PROVIDED ENTRIES:
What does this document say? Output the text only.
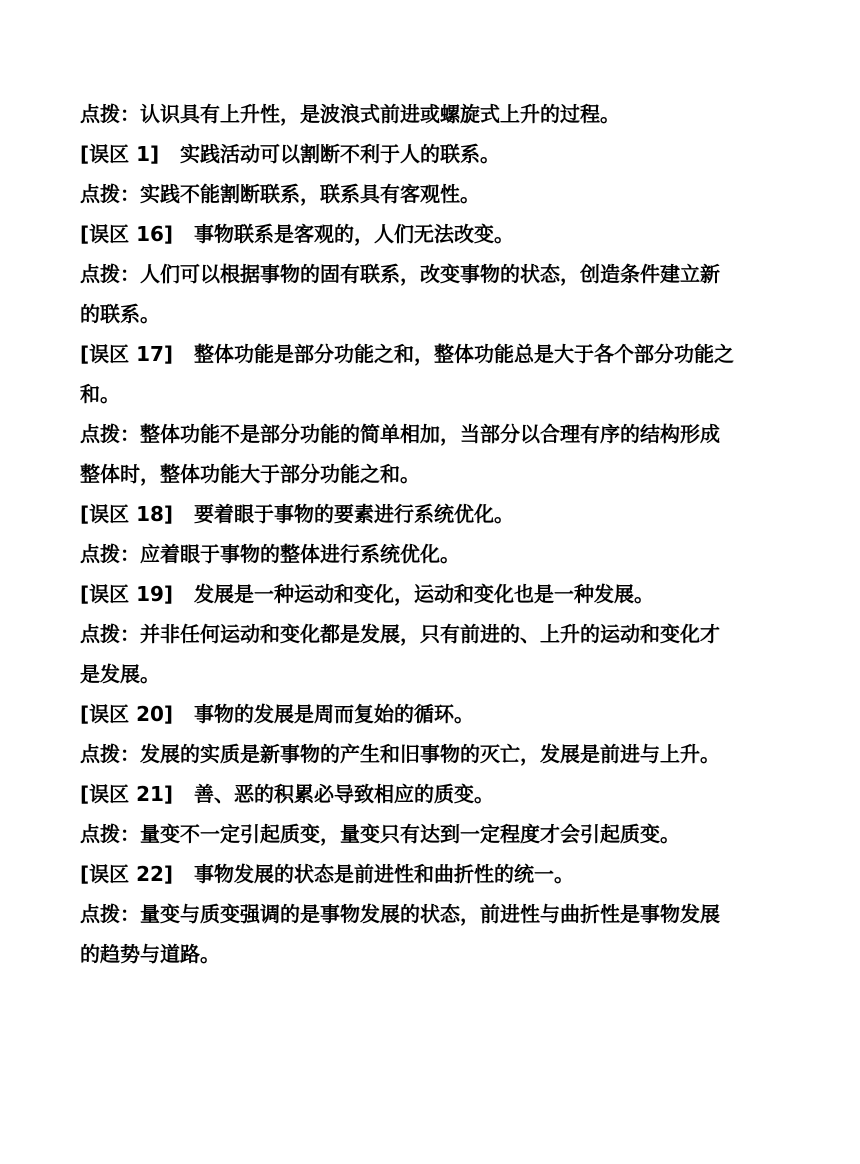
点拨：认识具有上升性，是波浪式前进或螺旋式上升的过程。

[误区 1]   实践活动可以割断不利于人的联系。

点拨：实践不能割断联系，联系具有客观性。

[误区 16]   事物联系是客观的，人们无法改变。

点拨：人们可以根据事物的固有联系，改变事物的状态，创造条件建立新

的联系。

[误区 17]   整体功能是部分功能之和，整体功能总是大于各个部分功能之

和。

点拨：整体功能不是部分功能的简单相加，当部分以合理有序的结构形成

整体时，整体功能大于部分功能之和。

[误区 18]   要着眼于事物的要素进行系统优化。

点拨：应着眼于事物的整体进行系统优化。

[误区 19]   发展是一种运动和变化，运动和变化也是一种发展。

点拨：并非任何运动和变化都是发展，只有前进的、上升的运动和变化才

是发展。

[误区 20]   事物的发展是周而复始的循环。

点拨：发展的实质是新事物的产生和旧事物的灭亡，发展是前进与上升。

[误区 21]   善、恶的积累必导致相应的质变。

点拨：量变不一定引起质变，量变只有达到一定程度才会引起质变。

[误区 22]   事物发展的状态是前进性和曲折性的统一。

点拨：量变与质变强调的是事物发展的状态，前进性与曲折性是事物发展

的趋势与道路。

--

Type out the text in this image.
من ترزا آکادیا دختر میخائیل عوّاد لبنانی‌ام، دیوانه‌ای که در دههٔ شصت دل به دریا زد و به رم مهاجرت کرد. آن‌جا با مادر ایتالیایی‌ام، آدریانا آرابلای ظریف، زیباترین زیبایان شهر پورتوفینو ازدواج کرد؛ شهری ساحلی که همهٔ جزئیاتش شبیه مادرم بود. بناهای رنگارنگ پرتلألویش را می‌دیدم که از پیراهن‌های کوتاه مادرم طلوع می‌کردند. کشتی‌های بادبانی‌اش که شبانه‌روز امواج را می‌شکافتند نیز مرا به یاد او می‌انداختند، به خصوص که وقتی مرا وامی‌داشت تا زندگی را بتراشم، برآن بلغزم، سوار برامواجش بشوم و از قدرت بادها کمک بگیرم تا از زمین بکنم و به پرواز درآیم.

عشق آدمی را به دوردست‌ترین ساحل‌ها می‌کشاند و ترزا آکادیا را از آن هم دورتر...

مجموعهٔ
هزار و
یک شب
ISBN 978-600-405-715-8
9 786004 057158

==

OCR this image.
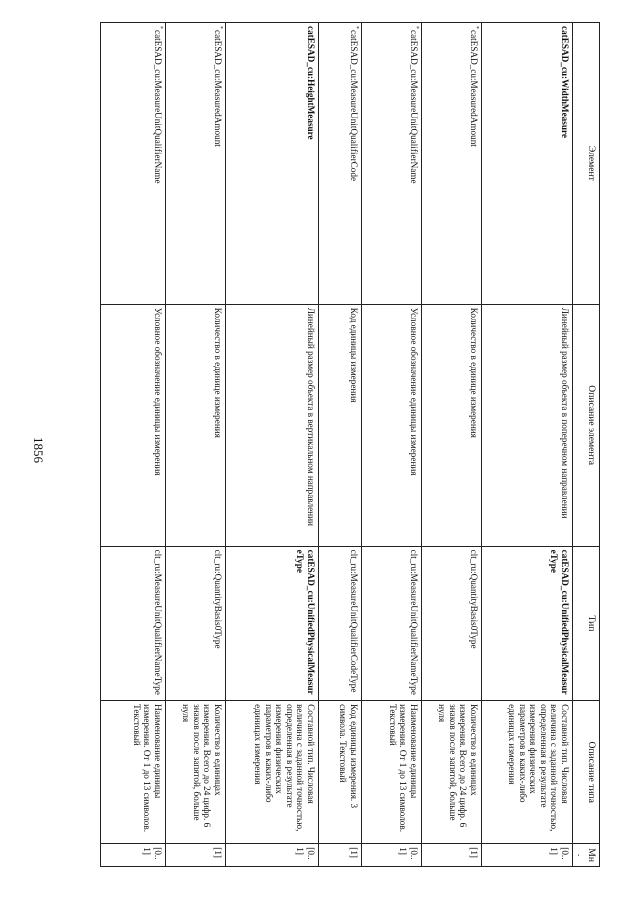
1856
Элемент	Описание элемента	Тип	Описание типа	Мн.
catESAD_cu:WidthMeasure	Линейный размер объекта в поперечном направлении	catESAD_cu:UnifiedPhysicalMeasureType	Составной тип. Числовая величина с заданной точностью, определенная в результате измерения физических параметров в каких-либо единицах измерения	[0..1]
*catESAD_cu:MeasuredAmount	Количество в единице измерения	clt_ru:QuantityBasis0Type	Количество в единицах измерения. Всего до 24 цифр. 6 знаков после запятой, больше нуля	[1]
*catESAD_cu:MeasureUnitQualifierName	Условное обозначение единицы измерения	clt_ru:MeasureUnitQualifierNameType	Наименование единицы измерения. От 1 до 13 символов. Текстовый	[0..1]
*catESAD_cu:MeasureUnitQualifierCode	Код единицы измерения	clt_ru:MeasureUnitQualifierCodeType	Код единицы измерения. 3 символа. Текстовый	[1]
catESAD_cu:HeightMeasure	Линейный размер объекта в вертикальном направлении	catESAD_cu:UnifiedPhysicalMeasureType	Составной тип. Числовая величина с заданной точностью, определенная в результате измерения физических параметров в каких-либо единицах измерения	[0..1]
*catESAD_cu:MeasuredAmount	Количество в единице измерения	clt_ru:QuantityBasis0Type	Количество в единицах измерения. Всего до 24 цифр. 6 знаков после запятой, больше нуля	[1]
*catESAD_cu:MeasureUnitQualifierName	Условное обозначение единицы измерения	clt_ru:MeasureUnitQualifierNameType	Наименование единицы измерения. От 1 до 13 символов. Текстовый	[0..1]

DIRECTIONS:
Pick out each line containing the string "либо" and copy it.

ANSWER TO THE PROBLEM:
catESAD_cu:WidthMeasure	Линейный размер объекта в поперечном направлении	catESAD_cu:UnifiedPhysicalMeasureType	Составной тип. Числовая величина с заданной точностью, определенная в результате измерения физических параметров в каких-либо единицах измерения	[0..1]
catESAD_cu:HeightMeasure	Линейный размер объекта в вертикальном направлении	catESAD_cu:UnifiedPhysicalMeasureType	Составной тип. Числовая величина с заданной точностью, определенная в результате измерения физических параметров в каких-либо единицах измерения	[0..1]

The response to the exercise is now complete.